§ **Problem to work on**: Copy out each line of the data that holds the string "Bedürfnisse".
Available data below:
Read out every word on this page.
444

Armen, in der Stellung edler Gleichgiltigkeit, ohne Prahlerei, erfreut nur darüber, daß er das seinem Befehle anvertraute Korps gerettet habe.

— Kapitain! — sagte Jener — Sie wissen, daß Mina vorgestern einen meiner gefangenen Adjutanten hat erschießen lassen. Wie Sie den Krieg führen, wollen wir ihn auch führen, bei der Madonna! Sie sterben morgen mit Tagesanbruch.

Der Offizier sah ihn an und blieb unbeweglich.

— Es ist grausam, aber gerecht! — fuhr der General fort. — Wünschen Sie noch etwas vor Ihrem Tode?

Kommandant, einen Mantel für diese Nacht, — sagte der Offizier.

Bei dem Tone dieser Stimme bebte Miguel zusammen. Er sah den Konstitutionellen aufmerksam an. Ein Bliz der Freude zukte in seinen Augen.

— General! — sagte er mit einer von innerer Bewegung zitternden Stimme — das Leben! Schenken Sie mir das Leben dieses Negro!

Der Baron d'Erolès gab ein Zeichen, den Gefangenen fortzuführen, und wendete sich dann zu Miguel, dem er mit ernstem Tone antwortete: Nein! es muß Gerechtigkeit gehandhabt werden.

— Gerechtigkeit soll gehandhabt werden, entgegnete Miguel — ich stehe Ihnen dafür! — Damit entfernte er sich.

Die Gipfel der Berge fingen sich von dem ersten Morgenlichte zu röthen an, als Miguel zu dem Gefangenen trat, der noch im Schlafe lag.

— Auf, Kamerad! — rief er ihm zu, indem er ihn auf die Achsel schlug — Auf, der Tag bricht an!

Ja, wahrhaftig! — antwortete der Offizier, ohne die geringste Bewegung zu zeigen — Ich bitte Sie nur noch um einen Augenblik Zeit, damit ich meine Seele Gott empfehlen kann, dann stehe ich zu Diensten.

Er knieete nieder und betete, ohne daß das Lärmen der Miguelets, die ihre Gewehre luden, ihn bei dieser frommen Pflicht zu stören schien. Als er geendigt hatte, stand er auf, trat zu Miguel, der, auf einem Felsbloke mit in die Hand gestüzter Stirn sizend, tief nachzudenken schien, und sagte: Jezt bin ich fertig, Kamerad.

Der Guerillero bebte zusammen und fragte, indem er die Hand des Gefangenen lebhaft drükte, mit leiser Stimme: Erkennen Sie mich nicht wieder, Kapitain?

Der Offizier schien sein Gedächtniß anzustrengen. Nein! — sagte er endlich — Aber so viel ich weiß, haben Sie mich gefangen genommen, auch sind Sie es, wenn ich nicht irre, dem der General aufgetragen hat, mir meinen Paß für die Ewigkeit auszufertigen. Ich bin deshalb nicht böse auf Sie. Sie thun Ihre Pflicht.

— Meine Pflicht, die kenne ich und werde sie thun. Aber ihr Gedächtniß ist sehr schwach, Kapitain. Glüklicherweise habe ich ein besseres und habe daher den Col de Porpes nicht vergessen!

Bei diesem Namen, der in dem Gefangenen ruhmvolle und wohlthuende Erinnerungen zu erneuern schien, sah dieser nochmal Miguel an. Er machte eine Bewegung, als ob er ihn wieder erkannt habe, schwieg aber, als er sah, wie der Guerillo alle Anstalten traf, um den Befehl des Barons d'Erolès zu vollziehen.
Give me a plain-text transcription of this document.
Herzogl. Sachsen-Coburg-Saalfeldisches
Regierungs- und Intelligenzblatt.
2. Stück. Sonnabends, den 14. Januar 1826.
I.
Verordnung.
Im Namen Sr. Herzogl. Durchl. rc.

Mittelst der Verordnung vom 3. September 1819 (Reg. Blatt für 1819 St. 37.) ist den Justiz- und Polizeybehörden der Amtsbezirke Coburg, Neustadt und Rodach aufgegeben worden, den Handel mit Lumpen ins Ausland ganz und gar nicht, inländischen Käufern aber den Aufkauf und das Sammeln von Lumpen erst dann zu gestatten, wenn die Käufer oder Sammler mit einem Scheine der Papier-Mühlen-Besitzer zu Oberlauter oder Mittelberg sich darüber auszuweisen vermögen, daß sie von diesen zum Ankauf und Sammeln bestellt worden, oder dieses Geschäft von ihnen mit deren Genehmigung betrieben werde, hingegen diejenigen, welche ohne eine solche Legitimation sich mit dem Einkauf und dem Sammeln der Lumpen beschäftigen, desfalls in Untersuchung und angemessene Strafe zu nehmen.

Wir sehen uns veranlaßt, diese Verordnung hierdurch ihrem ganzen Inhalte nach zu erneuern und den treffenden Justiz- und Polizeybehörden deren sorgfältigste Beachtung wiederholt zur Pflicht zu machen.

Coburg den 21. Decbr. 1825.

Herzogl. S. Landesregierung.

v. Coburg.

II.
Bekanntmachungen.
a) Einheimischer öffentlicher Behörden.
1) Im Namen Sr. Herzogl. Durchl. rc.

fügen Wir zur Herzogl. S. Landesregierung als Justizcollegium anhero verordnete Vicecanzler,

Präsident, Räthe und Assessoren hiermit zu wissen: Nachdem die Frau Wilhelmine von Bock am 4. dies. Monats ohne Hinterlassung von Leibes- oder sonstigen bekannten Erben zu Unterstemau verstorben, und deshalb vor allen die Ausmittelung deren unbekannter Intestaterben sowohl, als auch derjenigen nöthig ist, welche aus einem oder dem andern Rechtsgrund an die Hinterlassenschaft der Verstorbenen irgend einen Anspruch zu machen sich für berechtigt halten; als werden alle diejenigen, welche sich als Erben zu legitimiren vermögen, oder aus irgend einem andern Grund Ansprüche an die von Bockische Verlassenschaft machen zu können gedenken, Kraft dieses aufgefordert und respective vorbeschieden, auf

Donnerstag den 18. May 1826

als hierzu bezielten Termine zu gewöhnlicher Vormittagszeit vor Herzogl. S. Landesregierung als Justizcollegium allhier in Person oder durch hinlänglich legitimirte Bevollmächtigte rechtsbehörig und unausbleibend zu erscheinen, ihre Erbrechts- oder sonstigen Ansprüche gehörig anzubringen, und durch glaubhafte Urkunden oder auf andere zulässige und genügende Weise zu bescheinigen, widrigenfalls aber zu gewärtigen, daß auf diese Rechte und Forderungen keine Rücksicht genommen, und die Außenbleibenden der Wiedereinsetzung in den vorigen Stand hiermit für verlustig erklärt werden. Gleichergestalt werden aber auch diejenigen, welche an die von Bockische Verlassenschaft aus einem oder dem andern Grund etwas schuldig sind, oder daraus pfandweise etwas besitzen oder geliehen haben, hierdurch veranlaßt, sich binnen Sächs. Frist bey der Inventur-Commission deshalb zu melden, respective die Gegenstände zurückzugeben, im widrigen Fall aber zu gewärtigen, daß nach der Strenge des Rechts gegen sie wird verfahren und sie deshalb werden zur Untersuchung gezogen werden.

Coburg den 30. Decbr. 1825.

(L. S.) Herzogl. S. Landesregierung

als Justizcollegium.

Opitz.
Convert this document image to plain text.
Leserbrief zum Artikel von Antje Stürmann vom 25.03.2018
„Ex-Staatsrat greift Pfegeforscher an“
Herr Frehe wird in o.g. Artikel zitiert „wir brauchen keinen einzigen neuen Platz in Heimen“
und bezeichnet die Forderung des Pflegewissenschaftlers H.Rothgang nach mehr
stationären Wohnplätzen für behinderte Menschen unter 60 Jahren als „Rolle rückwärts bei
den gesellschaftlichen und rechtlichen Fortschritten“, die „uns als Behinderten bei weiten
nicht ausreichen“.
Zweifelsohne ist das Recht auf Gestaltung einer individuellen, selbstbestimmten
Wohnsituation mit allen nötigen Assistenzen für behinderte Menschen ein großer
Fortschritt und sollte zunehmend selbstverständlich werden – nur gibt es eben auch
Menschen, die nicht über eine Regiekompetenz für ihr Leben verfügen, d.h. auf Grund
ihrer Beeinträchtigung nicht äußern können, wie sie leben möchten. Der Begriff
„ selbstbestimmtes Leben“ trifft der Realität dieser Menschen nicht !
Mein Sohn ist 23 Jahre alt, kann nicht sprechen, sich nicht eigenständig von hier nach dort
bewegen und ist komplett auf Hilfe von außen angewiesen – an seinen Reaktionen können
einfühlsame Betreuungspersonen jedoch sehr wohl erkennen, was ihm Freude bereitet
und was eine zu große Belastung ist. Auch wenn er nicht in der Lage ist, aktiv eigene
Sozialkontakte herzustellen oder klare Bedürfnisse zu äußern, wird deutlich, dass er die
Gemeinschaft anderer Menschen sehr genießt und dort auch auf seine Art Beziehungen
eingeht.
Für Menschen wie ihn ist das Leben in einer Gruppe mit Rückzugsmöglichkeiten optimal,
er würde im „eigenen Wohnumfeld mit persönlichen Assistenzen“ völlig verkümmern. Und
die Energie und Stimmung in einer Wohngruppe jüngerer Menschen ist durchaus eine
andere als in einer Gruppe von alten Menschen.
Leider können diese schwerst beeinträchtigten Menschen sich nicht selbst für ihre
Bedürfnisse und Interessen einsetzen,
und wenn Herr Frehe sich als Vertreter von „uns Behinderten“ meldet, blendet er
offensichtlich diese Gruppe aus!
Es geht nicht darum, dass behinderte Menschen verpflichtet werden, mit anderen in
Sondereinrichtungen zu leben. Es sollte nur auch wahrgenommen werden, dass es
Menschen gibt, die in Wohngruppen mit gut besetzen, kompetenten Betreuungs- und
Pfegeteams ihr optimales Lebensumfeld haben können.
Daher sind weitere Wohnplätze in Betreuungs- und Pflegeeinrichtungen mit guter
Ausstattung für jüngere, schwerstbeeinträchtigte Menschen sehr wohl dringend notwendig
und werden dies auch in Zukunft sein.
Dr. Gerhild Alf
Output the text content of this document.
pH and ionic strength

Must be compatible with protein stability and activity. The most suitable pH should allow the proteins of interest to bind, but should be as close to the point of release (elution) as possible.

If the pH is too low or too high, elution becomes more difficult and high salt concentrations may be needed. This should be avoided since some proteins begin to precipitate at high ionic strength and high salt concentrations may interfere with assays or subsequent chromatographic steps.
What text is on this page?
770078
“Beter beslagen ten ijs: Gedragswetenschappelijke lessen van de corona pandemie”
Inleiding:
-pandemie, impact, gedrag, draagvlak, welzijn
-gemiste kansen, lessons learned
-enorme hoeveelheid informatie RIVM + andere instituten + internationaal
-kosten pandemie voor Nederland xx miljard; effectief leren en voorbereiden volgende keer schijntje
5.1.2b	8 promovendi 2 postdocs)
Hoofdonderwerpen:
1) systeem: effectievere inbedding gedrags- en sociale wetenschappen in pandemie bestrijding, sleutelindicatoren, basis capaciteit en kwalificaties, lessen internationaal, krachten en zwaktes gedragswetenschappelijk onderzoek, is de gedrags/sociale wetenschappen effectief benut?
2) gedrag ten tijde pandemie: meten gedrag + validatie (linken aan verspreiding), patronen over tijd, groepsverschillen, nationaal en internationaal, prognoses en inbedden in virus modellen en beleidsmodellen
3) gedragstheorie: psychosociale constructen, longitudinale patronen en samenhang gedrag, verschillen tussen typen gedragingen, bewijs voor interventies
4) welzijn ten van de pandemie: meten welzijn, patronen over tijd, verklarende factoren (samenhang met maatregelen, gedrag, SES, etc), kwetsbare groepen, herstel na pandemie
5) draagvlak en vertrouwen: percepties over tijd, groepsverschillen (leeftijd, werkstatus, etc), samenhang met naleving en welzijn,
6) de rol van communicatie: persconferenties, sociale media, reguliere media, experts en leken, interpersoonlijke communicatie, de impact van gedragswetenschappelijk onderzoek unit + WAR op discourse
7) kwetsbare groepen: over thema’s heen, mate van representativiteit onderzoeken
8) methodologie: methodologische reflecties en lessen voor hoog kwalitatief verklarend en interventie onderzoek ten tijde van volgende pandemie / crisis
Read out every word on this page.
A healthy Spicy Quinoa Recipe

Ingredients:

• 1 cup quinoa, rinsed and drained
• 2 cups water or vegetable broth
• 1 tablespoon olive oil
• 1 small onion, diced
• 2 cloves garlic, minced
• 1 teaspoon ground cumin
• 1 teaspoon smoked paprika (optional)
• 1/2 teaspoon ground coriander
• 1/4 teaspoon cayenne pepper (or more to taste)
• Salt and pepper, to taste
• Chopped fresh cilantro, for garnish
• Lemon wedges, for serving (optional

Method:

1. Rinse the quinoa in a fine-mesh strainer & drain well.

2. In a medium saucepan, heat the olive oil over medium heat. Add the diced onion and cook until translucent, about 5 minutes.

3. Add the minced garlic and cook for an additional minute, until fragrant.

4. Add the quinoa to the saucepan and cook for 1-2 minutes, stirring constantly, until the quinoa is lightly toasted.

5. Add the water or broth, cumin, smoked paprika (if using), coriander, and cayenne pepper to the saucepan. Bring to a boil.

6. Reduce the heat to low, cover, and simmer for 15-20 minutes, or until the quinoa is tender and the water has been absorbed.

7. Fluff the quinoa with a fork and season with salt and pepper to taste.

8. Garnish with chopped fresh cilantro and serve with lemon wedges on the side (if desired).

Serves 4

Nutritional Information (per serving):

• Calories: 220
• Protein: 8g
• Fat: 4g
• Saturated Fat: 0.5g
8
End of Available data.
§ **Exercise output**:
Sozialkontakte herzustellen oder klare Bedürfnisse zu äußern, wird deutlich, dass er die
Bedürfnisse und Interessen einsetzen,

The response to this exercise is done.